Reproduce the material in full, exactly as written.

Data records:
━━━━━━━━

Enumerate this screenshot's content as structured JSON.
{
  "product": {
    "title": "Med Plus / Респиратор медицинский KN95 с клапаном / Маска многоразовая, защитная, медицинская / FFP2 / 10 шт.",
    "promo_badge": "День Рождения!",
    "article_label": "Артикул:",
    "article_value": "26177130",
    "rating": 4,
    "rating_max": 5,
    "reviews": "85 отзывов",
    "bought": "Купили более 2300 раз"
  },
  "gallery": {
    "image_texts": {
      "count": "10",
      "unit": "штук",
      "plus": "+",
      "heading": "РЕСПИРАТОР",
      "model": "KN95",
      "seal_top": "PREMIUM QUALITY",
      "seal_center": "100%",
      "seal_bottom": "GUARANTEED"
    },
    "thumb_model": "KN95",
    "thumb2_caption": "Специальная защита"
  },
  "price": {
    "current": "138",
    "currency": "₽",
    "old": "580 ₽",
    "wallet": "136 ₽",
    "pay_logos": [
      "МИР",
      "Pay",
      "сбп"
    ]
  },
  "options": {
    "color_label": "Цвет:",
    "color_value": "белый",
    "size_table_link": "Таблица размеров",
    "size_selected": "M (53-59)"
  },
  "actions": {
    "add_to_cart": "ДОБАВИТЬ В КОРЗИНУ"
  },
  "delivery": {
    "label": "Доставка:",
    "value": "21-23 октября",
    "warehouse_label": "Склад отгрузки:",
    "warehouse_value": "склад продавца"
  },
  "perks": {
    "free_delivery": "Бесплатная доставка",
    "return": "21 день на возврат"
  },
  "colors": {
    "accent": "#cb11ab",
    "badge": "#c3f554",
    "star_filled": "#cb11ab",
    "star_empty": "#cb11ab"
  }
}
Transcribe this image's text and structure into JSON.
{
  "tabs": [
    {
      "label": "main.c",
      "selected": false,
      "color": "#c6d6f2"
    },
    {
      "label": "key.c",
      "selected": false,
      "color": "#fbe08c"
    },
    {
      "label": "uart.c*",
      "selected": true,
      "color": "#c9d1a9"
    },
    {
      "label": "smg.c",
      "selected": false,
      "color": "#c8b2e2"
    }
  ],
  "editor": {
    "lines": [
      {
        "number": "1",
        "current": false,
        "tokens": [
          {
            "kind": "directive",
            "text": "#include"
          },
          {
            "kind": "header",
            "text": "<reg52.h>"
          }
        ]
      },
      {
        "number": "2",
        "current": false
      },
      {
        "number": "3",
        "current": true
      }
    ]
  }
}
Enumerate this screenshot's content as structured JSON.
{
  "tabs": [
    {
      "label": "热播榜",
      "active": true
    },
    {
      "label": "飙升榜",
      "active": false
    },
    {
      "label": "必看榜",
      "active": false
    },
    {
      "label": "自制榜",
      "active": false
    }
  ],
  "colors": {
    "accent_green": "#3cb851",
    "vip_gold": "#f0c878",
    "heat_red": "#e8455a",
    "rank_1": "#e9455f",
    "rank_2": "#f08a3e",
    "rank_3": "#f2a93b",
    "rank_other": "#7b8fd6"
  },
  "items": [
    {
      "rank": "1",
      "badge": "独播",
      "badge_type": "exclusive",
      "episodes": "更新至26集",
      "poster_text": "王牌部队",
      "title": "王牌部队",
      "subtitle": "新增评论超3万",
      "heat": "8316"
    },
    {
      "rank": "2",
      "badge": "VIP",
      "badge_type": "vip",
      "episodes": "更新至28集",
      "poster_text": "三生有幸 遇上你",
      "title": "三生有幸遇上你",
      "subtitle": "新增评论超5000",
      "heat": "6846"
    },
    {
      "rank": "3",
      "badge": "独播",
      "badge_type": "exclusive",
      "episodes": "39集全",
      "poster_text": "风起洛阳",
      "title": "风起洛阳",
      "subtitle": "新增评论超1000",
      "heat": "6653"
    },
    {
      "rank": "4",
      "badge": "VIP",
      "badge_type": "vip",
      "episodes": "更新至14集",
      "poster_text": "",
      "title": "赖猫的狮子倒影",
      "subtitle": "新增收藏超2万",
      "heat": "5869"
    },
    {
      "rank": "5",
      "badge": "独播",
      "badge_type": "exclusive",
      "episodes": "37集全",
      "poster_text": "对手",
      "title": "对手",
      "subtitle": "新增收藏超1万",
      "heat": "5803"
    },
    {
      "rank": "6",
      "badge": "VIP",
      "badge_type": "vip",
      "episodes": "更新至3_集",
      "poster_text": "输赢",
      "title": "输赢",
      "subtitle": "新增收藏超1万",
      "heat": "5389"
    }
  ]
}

━━━━━━━━

■ **In response**:
Enumerate this screenshot's content as structured JSON.
{
  "product": {
    "title": "Med Plus / Респиратор медицинский KN95 с клапаном / Маска многоразовая, защитная, медицинская / FFP2 / 10 шт.",
    "promo_badge": "День Рождения!",
    "article_label": "Артикул:",
    "article_value": "26177130",
    "rating": 4,
    "rating_max": 5,
    "reviews": "85 отзывов",
    "bought": "Купили более 2300 раз"
  },
  "gallery": {
    "image_texts": {
      "count": "10",
      "unit": "штук",
      "plus": "+",
      "heading": "РЕСПИРАТОР",
      "model": "KN95",
      "seal_top": "PREMIUM QUALITY",
      "seal_center": "100%",
      "seal_bottom": "GUARANTEED"
    },
    "thumb_model": "KN95",
    "thumb2_caption": "Специальная защита"
  },
  "price": {
    "current": "138",
    "currency": "₽",
    "old": "580 ₽",
    "wallet": "136 ₽",
    "pay_logos": [
      "МИР",
      "Pay",
      "сбп"
    ]
  },
  "options": {
    "color_label": "Цвет:",
    "color_value": "белый",
    "size_table_link": "Таблица размеров",
    "size_selected": "M (53-59)"
  },
  "actions": {
    "add_to_cart": "ДОБАВИТЬ В КОРЗИНУ"
  },
  "delivery": {
    "label": "Доставка:",
    "value": "21-23 октября",
    "warehouse_label": "Склад отгрузки:",
    "warehouse_value": "склад продавца"
  },
  "perks": {
    "free_delivery": "Бесплатная доставка",
    "return": "21 день на возврат"
  },
  "colors": {
    "accent": "#cb11ab",
    "badge": "#c3f554",
    "star_filled": "#cb11ab",
    "star_empty": "#cb11ab"
  }
}
Transcribe this image's text and structure into JSON.
{
  "tabs": [
    {
      "label": "main.c",
      "selected": false,
      "color": "#c6d6f2"
    },
    {
      "label": "key.c",
      "selected": false,
      "color": "#fbe08c"
    },
    {
      "label": "uart.c*",
      "selected": true,
      "color": "#c9d1a9"
    },
    {
      "label": "smg.c",
      "selected": false,
      "color": "#c8b2e2"
    }
  ],
  "editor": {
    "lines": [
      {
        "number": "1",
        "current": false,
        "tokens": [
          {
            "kind": "directive",
            "text": "#include"
          },
          {
            "kind": "header",
            "text": "<reg52.h>"
          }
        ]
      },
      {
        "number": "2",
        "current": false
      },
      {
        "number": "3",
        "current": true
      }
    ]
  }
}
Enumerate this screenshot's content as structured JSON.
{
  "tabs": [
    {
      "label": "热播榜",
      "active": true
    },
    {
      "label": "飙升榜",
      "active": false
    },
    {
      "label": "必看榜",
      "active": false
    },
    {
      "label": "自制榜",
      "active": false
    }
  ],
  "colors": {
    "accent_green": "#3cb851",
    "vip_gold": "#f0c878",
    "heat_red": "#e8455a",
    "rank_1": "#e9455f",
    "rank_2": "#f08a3e",
    "rank_3": "#f2a93b",
    "rank_other": "#7b8fd6"
  },
  "items": [
    {
      "rank": "1",
      "badge": "独播",
      "badge_type": "exclusive",
      "episodes": "更新至26集",
      "poster_text": "王牌部队",
      "title": "王牌部队",
      "subtitle": "新增评论超3万",
      "heat": "8316"
    },
    {
      "rank": "2",
      "badge": "VIP",
      "badge_type": "vip",
      "episodes": "更新至28集",
      "poster_text": "三生有幸 遇上你",
      "title": "三生有幸遇上你",
      "subtitle": "新增评论超5000",
      "heat": "6846"
    },
    {
      "rank": "3",
      "badge": "独播",
      "badge_type": "exclusive",
      "episodes": "39集全",
      "poster_text": "风起洛阳",
      "title": "风起洛阳",
      "subtitle": "新增评论超1000",
      "heat": "6653"
    },
    {
      "rank": "4",
      "badge": "VIP",
      "badge_type": "vip",
      "episodes": "更新至14集",
      "poster_text": "",
      "title": "赖猫的狮子倒影",
      "subtitle": "新增收藏超2万",
      "heat": "5869"
    },
    {
      "rank": "5",
      "badge": "独播",
      "badge_type": "exclusive",
      "episodes": "37集全",
      "poster_text": "对手",
      "title": "对手",
      "subtitle": "新增收藏超1万",
      "heat": "5803"
    },
    {
      "rank": "6",
      "badge": "VIP",
      "badge_type": "vip",
      "episodes": "更新至3_集",
      "poster_text": "输赢",
      "title": "输赢",
      "subtitle": "新增收藏超1万",
      "heat": "5389"
    }
  ]
}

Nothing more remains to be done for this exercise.